>> Begin Passage given

Due to the biases of recency, this list skews towards books read in the last 2-3 years. But they are all fantastic books, and some of them have influenced my life and (especially in the case of Vita Nostra) the way I read, so I thought it was worth at least highlighting a few books.

Faeries of Dreamdark: Blackbringer book cover

Dreamdark: Blackbringer by Laini Taylor. I have reread this book four times. The first three were sometime before 2010, when I checked out three books from the library and loved this one so much that instead of reading all three books, I read this one three times back to back. It held up as a reread in 2013, and it still lives in my memory as one of the best books I’ve ever read. I am still trying to get my hands on a copy with the original, now-out-of-print orange cover that I first read.

Vita Nostra by Marina and Sergey Dyachenko. After finishing this book, I knew it was a fantastic book, but I didn’t think it would end up on any “favorite reads” lists. And then I couldn’t stop thinking about it. I still can’t. It took a spot in my top 5 for 2021, and here it is again in noteworthy books of the last ten years. It had a significant effect on my reading habits – I’m reading more translated books, more Russian literature, more magical realism, more literary stuff that’s weird and out there and bizarre. I am still chasing the high of this book, looking for something else that’s as surreal, unsettling, and utterly, helplessly engrossing.

The cover of "The Life-Changing Magic of Tidying Up," featuring red text on a background of a blue sky with clouds

The Life-Changing Magic of Tidying Up by Marie Kondo. I don’t know what it is about this book, but despite having never used the KonMari organizing methods on my stuff, I keep coming back to it. I first read it in 2017 on CD in my car, then reread it as an ebook in 2019, then again as an audiobook in 2021 and twice 2022. It’s a combination of comforting and inspiring and I love the calm, relaxing, and overall hopeful mood – kind of like a mom or older sister who gently says, “Yes, I see we have a problem, but I know we can fix it together.” I even (temporarily) converted to Shinto because of this book. It’s almost a comfort read, in a way, which is absolutely bizarre for a book on cleaning and organizing. Regardless, I find it worth reading just for itself.

>> End Passage given
>> Begin Extracted entries

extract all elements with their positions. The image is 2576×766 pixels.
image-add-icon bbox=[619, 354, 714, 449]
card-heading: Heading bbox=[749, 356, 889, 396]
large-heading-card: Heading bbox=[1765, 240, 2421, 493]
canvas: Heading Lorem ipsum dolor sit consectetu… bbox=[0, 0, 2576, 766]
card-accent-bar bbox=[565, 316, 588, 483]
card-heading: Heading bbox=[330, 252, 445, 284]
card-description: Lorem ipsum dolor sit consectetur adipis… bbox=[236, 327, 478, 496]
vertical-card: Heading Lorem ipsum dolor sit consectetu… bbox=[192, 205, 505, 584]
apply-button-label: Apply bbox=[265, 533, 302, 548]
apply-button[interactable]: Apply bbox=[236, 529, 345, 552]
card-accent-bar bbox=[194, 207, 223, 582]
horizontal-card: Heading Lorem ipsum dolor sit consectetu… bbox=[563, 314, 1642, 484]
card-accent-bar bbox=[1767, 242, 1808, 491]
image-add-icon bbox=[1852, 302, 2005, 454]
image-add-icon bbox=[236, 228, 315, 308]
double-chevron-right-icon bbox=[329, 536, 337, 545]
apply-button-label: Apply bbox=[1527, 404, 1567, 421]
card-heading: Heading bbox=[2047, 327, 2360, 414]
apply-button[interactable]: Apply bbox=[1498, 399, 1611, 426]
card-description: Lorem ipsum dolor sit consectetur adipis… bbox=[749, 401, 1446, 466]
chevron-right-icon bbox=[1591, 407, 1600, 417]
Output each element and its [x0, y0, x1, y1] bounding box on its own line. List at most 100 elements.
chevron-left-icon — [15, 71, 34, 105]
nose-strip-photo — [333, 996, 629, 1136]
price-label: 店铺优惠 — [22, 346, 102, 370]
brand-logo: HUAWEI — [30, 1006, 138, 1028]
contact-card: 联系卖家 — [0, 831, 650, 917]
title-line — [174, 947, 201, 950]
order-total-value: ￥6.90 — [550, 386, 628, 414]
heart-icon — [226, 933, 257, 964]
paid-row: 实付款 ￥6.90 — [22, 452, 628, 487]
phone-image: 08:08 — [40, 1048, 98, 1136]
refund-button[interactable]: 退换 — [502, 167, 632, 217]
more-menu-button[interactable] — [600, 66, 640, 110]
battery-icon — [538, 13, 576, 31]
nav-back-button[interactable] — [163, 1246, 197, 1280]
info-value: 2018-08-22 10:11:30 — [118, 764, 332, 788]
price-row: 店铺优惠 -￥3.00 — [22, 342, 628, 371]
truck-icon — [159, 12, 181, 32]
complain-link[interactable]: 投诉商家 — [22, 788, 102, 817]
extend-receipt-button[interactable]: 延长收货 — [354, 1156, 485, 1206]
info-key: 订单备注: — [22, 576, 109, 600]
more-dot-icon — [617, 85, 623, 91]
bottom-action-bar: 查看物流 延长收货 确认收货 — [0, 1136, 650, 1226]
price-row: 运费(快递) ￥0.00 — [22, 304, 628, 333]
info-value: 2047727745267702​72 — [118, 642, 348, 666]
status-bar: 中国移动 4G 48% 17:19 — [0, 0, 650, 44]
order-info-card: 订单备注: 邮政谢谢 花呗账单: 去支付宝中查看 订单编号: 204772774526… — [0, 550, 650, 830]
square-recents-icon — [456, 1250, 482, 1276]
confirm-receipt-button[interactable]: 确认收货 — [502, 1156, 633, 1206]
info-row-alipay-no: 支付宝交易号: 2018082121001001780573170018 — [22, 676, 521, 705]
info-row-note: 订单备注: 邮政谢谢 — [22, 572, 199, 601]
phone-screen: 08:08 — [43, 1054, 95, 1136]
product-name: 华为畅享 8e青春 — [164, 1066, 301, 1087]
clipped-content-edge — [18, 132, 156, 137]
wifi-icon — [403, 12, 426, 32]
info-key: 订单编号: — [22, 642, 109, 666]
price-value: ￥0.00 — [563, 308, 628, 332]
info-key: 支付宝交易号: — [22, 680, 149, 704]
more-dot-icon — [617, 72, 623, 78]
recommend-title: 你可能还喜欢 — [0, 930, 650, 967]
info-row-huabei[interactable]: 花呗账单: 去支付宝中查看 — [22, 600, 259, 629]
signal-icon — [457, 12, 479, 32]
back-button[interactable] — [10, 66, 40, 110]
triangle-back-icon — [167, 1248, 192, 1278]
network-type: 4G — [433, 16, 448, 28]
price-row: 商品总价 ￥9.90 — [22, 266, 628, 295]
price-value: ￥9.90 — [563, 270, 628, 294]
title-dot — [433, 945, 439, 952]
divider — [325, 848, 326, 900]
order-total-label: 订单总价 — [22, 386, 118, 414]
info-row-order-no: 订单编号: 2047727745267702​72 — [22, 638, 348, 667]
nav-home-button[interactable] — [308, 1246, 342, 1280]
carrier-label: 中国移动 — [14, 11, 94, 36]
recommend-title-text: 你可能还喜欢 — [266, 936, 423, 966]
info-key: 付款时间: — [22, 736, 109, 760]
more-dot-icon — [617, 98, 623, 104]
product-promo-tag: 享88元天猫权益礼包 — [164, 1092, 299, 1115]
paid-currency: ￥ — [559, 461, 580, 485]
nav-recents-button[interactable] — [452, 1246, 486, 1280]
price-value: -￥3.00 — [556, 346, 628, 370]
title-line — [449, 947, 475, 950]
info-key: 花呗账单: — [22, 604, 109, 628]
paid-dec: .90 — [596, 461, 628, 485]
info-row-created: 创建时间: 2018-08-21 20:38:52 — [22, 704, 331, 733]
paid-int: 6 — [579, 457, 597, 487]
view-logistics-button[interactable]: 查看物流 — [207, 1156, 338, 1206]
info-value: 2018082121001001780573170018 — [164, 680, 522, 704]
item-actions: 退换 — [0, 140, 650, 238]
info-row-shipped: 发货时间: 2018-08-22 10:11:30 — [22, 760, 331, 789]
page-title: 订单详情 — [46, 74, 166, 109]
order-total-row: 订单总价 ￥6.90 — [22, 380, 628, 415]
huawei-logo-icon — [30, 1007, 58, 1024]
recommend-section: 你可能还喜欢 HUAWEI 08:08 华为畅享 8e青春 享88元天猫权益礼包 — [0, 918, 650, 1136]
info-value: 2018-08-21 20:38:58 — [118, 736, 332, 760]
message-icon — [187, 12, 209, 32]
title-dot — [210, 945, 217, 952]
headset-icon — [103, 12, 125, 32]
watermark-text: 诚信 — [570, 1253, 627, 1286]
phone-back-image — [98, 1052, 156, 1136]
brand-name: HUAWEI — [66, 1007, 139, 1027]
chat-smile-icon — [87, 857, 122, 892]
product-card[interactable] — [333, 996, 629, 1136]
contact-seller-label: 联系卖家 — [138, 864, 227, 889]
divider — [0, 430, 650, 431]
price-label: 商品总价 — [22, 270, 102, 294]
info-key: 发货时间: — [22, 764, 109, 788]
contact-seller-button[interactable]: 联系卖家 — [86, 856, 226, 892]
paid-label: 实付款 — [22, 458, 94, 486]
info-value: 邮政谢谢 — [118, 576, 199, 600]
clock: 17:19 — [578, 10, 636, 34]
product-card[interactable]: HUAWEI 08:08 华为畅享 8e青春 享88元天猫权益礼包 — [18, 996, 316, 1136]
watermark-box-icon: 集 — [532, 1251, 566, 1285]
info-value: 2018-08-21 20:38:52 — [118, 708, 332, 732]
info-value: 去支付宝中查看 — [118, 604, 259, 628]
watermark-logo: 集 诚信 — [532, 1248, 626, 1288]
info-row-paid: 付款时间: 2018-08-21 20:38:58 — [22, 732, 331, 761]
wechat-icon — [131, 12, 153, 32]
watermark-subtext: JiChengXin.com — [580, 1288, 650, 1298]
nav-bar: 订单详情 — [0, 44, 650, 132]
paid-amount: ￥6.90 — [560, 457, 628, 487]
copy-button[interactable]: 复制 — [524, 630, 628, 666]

>> End Extracted entries

Problems and tasks:
(A) According to the book list, in what format was The Life-Changing Magic of Tidying Up first read in 2017?
(B) Reproduce the listing word for word, from its first line down to the line that contains "card-heading: Heading bbox=[330, 252, 445, 284]", with both of those lines included.

Task results:
(A) It was first read on CD in the car.

(B)
extract all elements with their positions. The image is 2576×766 pixels.
image-add-icon bbox=[619, 354, 714, 449]
card-heading: Heading bbox=[749, 356, 889, 396]
large-heading-card: Heading bbox=[1765, 240, 2421, 493]
canvas: Heading Lorem ipsum dolor sit consectetu… bbox=[0, 0, 2576, 766]
card-accent-bar bbox=[565, 316, 588, 483]
card-heading: Heading bbox=[330, 252, 445, 284]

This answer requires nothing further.